**Supplied material:**

-------------------------

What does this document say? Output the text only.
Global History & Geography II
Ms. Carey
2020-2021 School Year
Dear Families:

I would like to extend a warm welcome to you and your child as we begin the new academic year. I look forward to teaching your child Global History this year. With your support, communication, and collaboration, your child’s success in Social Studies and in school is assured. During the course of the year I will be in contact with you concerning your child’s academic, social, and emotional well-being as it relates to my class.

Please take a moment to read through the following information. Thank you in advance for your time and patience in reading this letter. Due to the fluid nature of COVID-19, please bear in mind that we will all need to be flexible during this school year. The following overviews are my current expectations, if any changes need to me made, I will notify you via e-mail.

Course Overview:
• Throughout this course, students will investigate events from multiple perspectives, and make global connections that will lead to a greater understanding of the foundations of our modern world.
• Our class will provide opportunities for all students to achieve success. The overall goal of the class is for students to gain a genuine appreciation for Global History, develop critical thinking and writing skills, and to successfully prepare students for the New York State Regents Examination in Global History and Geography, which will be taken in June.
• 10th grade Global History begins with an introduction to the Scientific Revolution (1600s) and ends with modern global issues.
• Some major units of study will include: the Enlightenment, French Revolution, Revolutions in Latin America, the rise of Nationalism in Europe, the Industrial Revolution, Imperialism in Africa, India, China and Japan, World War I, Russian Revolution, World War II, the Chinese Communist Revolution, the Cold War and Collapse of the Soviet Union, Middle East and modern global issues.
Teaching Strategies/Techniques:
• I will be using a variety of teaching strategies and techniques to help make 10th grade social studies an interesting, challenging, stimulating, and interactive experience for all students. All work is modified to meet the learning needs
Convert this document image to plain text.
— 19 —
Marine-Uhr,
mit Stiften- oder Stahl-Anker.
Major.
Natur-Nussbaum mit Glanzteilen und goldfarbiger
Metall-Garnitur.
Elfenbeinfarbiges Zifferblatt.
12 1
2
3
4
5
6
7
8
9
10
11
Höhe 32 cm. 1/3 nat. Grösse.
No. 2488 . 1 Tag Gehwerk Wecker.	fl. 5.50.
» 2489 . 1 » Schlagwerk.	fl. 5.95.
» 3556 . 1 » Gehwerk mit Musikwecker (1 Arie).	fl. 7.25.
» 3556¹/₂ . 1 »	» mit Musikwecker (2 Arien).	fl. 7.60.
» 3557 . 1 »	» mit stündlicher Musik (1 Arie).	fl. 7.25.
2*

-------------------------

**Exercise:** Search the entries for the word "document" and pick out every line that holds it.

**Response to the task:**
What does this document say? Output the text only.
Convert this document image to plain text.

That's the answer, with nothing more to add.